- **WORK INSTRUCTIONS**
In the material below, list every line carrying the string "Repeat".

** start of LISTED ENTRIES **

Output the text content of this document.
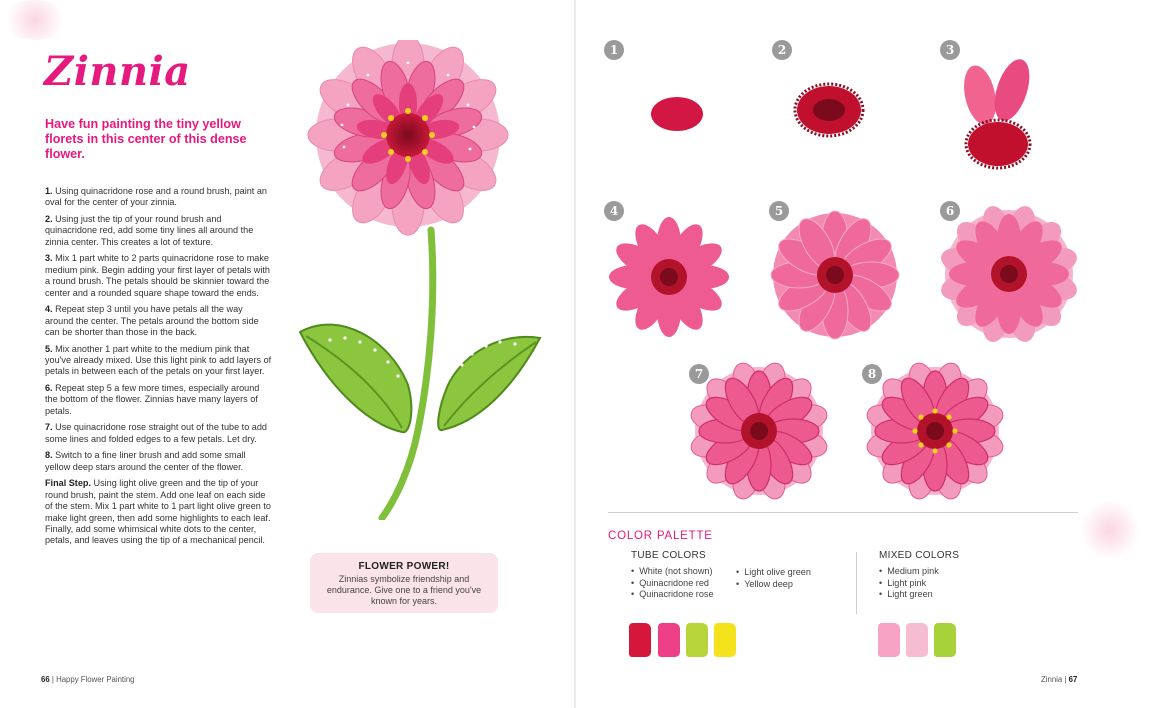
Zinnia
Have fun painting the tiny yellow florets in this center of this dense flower.

1. Using quinacridone rose and a round brush, paint an oval for the center of your zinnia.

2. Using just the tip of your round brush and quinacridone red, add some tiny lines all around the zinnia center. This creates a lot of texture.

3. Mix 1 part white to 2 parts quinacridone rose to make medium pink. Begin adding your first layer of petals with a round brush. The petals should be skinnier toward the center and a rounded square shape toward the ends.

4. Repeat step 3 until you have petals all the way around the center. The petals around the bottom side can be shorter than those in the back.

5. Mix another 1 part white to the medium pink that you've already mixed. Use this light pink to add layers of petals in between each of the petals on your first layer.

6. Repeat step 5 a few more times, especially around the bottom of the flower. Zinnias have many layers of petals.

7. Use quinacridone rose straight out of the tube to add some lines and folded edges to a few petals. Let dry.

8. Switch to a fine liner brush and add some small yellow deep stars around the center of the flower.

Final Step. Using light olive green and the tip of your round brush, paint the stem. Add one leaf on each side of the stem. Mix 1 part white to 1 part light olive green to make light green, then add some highlights to each leaf. Finally, add some whimsical white dots to the center, petals, and leaves using the tip of a mechanical pencil.

FLOWER POWER!
Zinnias symbolize friendship and endurance. Give one to a friend you've known for years.
66 | Happy Flower Painting
1	2	3
4	5	6
7	8
COLOR PALETTE
TUBE COLORS
• White (not shown)
• Quinacridone red
• Quinacridone rose
• Light olive green
• Yellow deep
MIXED COLORS
• Medium pink
• Light pink
• Light green
Zinnia | 67
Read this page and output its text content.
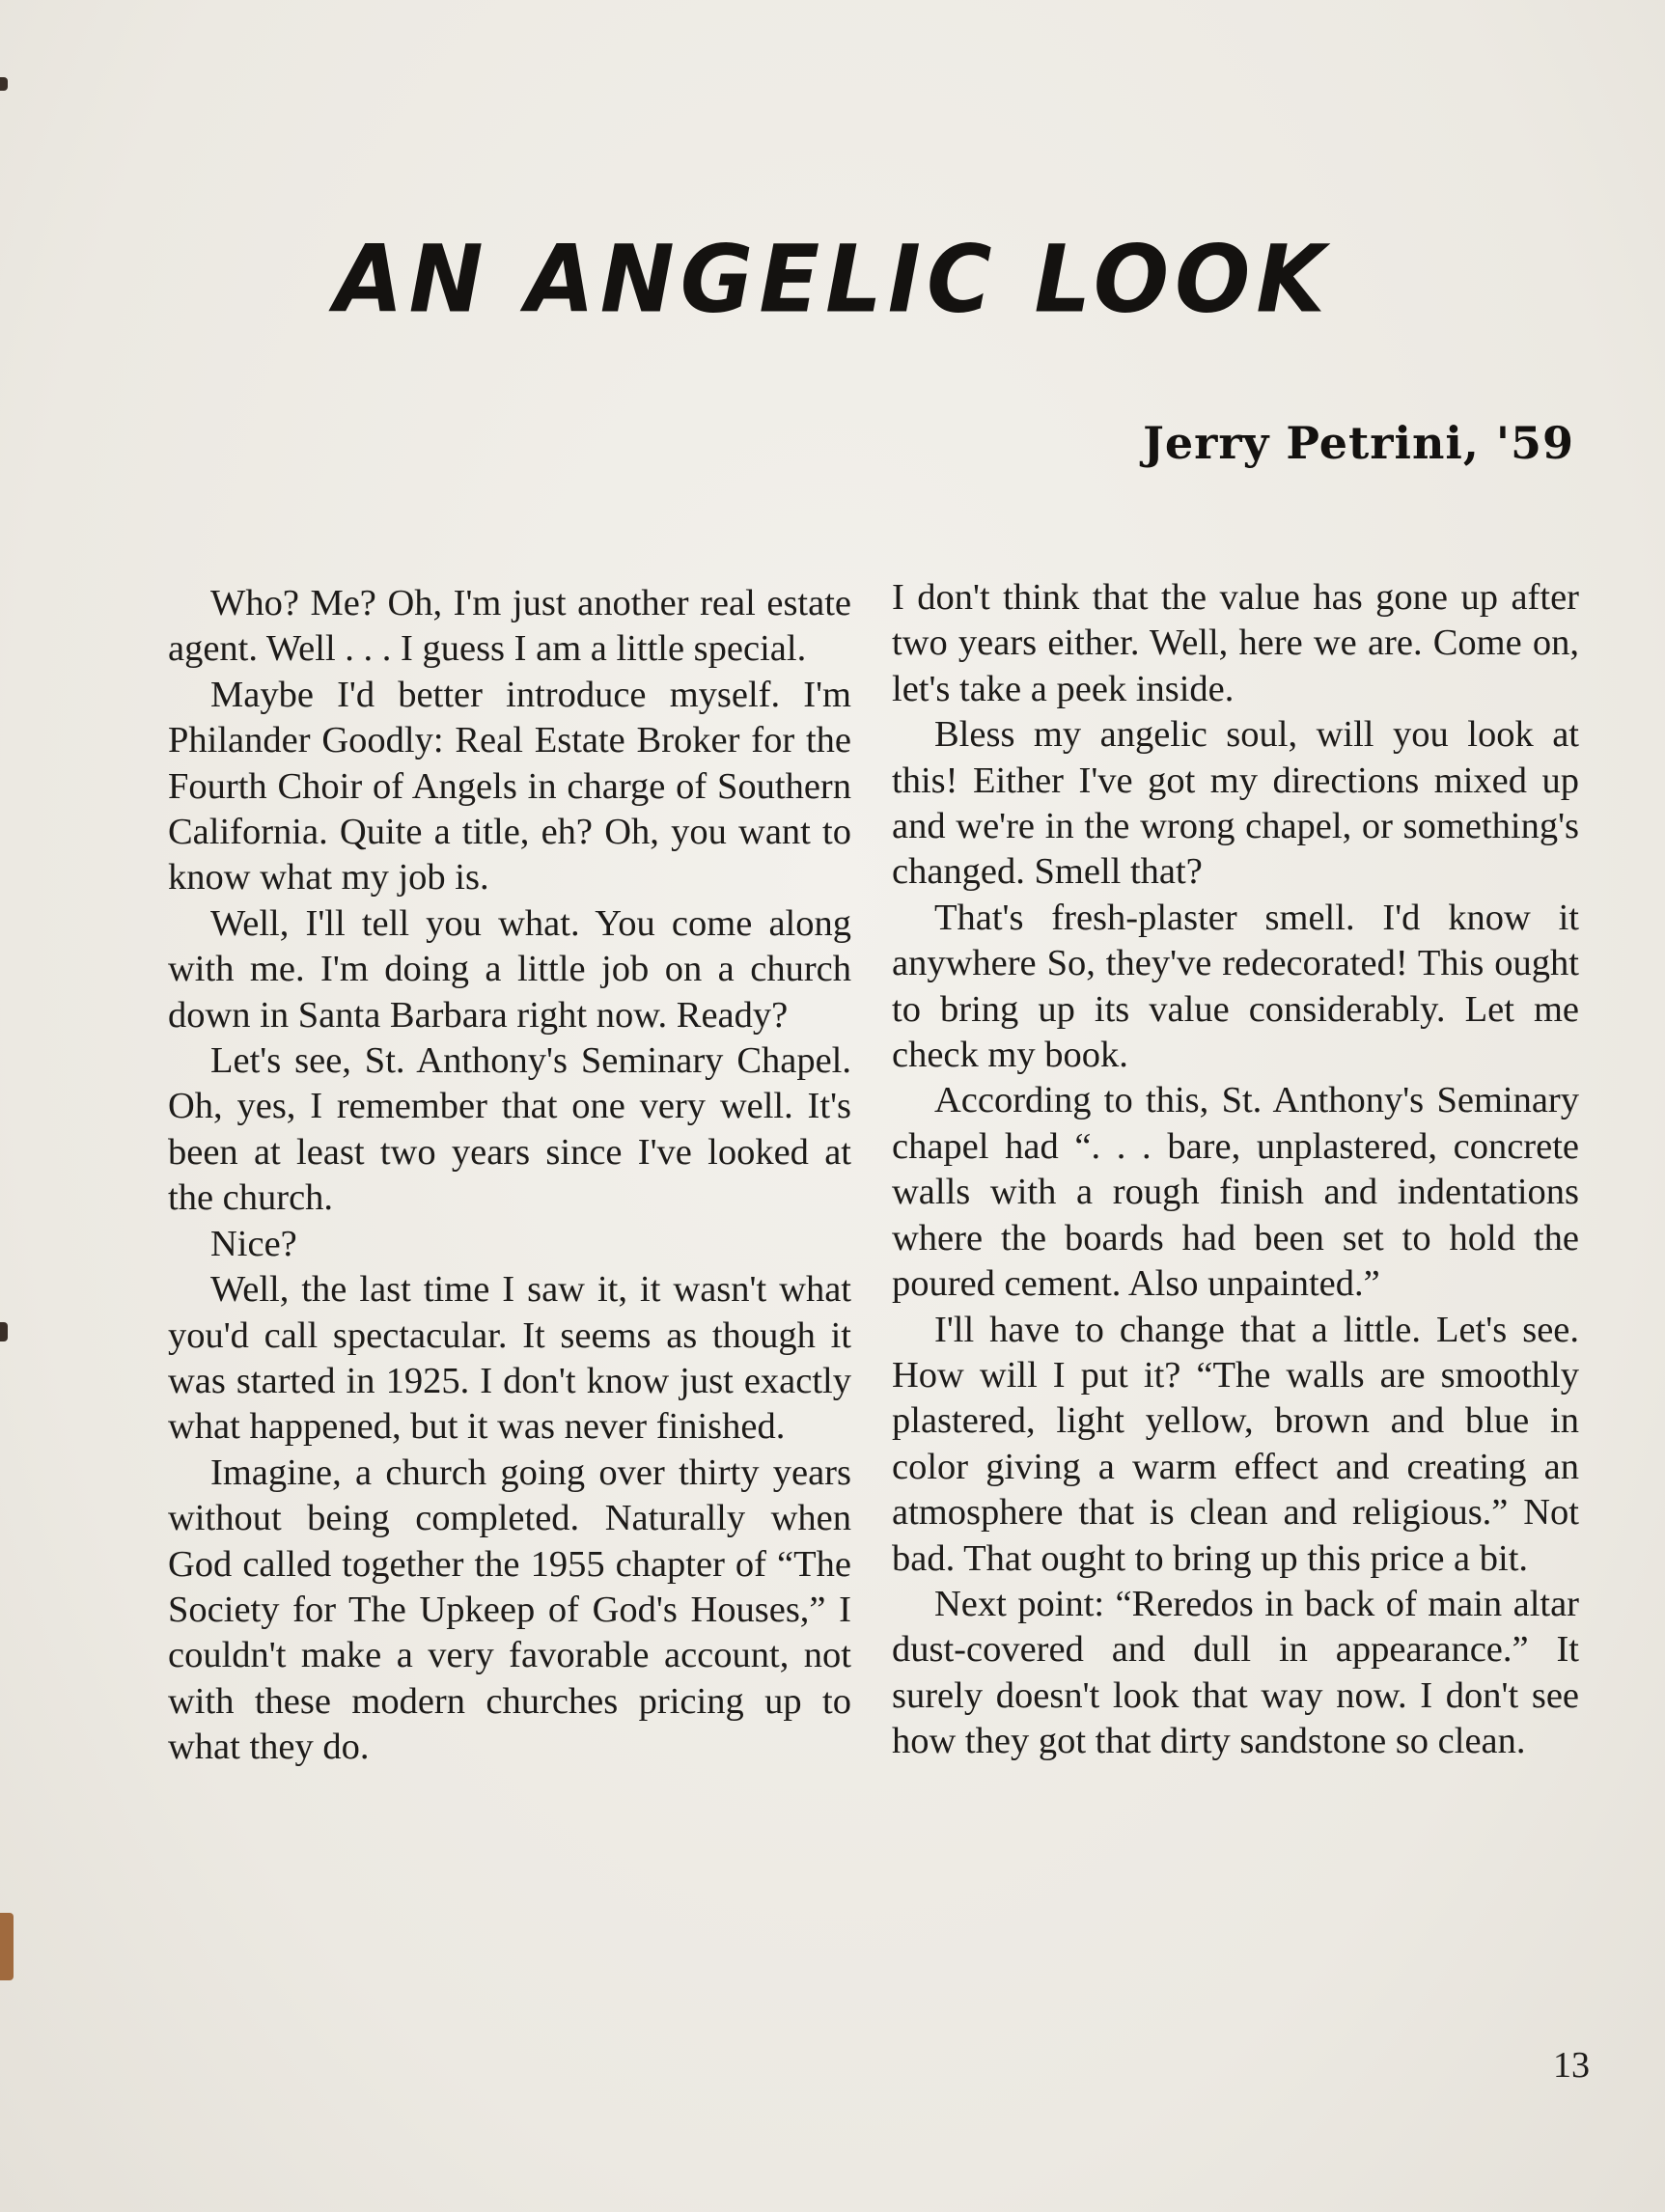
AN ANGELIC LOOK
Jerry Petrini, '59

Who? Me? Oh, I'm just another real estate agent. Well . . . I guess I am a little special.

Maybe I'd better introduce myself. I'm Philander Goodly: Real Estate Broker for the Fourth Choir of Angels in charge of Southern California. Quite a title, eh? Oh, you want to know what my job is.

Well, I'll tell you what. You come along with me. I'm doing a little job on a church down in Santa Barbara right now. Ready?

Let's see, St. Anthony's Seminary Chapel. Oh, yes, I remember that one very well. It's been at least two years since I've looked at the church.

Nice?

Well, the last time I saw it, it wasn't what you'd call spectacular. It seems as though it was started in 1925. I don't know just exactly what happened, but it was never finished.

Imagine, a church going over thirty years without being completed. Naturally when God called together the 1955 chapter of “The Society for The Upkeep of God's Houses,” I couldn't make a very favorable account, not with these modern churches pricing up to what they do.

I don't think that the value has gone up after two years either. Well, here we are. Come on, let's take a peek inside.

Bless my angelic soul, will you look at this! Either I've got my directions mixed up and we're in the wrong chapel, or something's changed. Smell that?

That's fresh-plaster smell. I'd know it anywhere So, they've redecorated! This ought to bring up its value considerably. Let me check my book.

According to this, St. Anthony's Seminary chapel had “. . . bare, unplastered, concrete walls with a rough finish and indentations where the boards had been set to hold the poured cement. Also unpainted.”

I'll have to change that a little. Let's see. How will I put it? “The walls are smoothly plastered, light yellow, brown and blue in color giving a warm effect and creating an atmosphere that is clean and religious.” Not bad. That ought to bring up this price a bit.

Next point: “Reredos in back of main altar dust-covered and dull in appearance.” It surely doesn't look that way now. I don't see how they got that dirty sandstone so clean.

13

** end of LISTED ENTRIES **

- **FINISHED EXERCISE**
4. Repeat step 3 until you have petals all the way around the center. The petals around the bottom side can be shorter than those in the back.
6. Repeat step 5 a few more times, especially around the bottom of the flower. Zinnias have many layers of petals.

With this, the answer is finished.